---- ENTRIES

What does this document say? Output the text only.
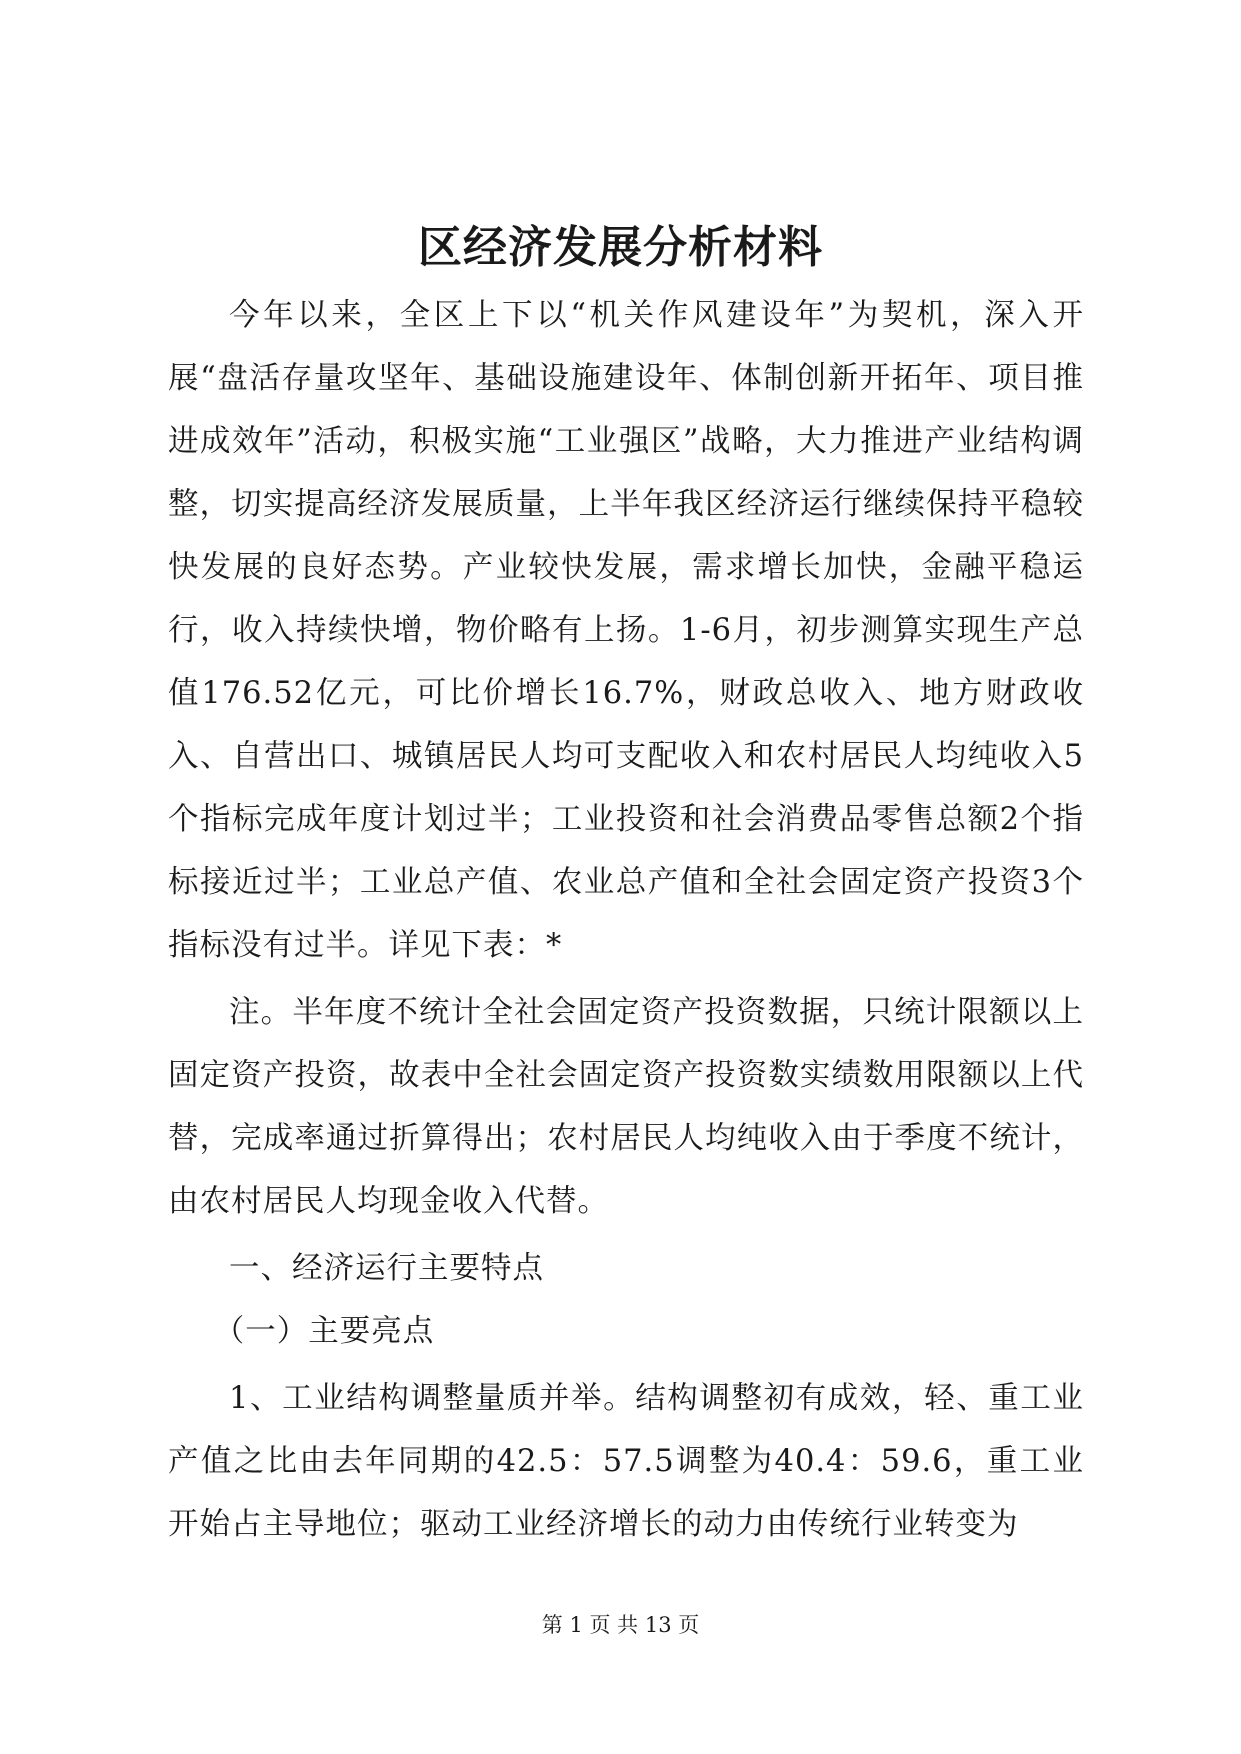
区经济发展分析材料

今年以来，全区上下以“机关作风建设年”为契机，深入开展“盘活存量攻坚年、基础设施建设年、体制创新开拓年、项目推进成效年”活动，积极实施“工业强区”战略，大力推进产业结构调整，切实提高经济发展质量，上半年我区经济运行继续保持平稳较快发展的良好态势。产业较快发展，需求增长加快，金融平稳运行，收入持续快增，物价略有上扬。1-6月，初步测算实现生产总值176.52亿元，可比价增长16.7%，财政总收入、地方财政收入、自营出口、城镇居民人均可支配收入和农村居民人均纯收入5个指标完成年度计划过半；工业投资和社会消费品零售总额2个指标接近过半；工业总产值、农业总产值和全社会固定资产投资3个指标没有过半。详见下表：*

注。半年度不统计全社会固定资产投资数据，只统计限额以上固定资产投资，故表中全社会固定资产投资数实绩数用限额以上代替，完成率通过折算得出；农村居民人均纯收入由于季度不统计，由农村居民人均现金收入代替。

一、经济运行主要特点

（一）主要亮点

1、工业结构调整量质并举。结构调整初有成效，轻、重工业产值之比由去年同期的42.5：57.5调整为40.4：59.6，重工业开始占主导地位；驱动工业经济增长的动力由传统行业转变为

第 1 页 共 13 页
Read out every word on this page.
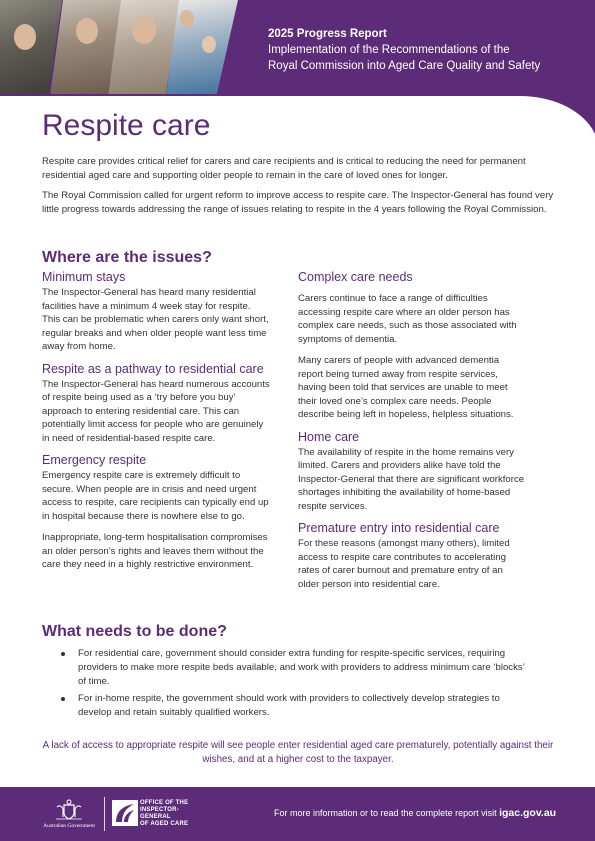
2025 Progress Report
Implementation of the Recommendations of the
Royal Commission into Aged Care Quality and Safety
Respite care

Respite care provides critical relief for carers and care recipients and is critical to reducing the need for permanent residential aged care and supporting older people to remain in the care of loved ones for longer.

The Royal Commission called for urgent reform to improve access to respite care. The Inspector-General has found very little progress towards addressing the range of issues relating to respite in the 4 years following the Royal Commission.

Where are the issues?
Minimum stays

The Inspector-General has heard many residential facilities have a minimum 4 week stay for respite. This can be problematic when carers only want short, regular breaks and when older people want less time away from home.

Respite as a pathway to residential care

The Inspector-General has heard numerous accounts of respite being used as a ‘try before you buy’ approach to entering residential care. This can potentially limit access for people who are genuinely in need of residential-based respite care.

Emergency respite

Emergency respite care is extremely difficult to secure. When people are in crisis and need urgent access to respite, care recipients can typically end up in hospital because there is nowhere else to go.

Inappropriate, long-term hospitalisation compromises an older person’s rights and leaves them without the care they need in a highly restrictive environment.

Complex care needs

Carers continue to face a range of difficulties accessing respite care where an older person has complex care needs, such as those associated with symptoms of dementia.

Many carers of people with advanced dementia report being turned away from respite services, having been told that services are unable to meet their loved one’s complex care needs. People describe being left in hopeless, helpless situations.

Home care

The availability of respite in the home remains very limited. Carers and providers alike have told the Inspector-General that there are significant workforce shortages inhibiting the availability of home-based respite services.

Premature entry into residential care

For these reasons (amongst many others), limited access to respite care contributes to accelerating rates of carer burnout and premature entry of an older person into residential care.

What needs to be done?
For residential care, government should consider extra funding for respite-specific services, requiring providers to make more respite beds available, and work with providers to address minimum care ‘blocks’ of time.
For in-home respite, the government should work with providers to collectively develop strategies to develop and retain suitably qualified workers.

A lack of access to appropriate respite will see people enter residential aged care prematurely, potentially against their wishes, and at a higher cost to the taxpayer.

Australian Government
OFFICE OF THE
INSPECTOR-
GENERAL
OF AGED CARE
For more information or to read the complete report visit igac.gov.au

--------

• _THE PROBLEM_: Return every line from the records above that holds the word "there".

• _EXERCISE RESPONSE_:
Emergency respite care is extremely difficult to secure. When people are in crisis and need urgent access to respite, care recipients can typically end up in hospital because there is nowhere else to go.
The availability of respite in the home remains very limited. Carers and providers alike have told the Inspector-General that there are significant workforce shortages inhibiting the availability of home-based respite services.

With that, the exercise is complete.